Exercise description: Go through the entries below and print each one exactly, leaving out pictures.

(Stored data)
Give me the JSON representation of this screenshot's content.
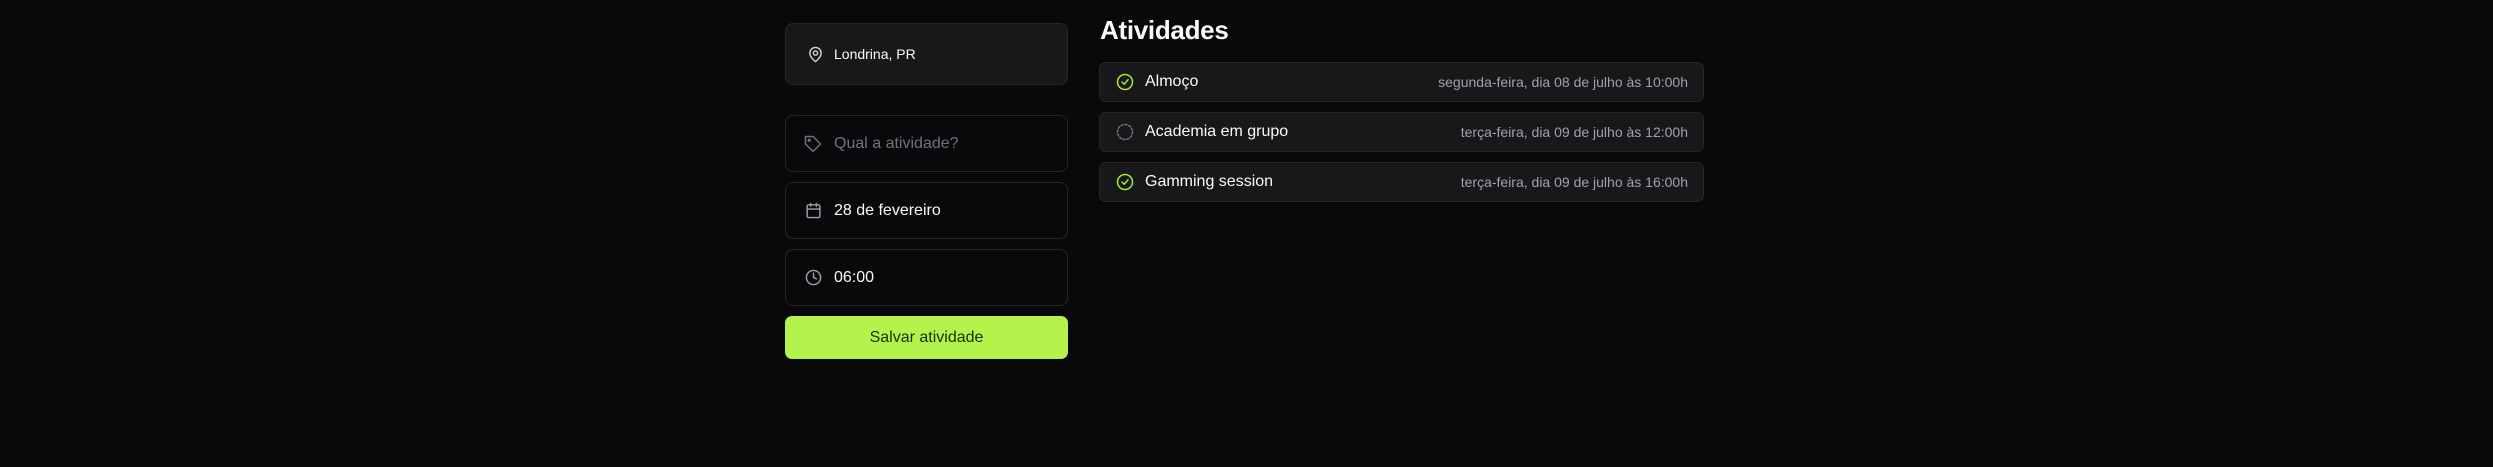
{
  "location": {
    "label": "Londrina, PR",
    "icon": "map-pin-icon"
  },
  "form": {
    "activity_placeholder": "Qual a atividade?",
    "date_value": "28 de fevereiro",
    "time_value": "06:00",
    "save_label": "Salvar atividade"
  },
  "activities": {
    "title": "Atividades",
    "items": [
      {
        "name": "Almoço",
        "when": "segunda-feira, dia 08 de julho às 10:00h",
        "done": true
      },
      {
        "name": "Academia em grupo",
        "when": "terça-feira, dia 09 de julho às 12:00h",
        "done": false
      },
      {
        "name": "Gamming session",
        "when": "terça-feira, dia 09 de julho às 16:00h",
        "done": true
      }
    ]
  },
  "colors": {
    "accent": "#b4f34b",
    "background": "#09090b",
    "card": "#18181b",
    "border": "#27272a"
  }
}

Correct result:
Give me the JSON representation of this screenshot's content.
{
  "location": {
    "label": "Londrina, PR",
    "icon": "map-pin-icon"
  },
  "form": {
    "activity_placeholder": "Qual a atividade?",
    "date_value": "28 de fevereiro",
    "time_value": "06:00",
    "save_label": "Salvar atividade"
  },
  "activities": {
    "title": "Atividades",
    "items": [
      {
        "name": "Almoço",
        "when": "segunda-feira, dia 08 de julho às 10:00h",
        "done": true
      },
      {
        "name": "Academia em grupo",
        "when": "terça-feira, dia 09 de julho às 12:00h",
        "done": false
      },
      {
        "name": "Gamming session",
        "when": "terça-feira, dia 09 de julho às 16:00h",
        "done": true
      }
    ]
  },
  "colors": {
    "accent": "#b4f34b",
    "background": "#09090b",
    "card": "#18181b",
    "border": "#27272a"
  }
}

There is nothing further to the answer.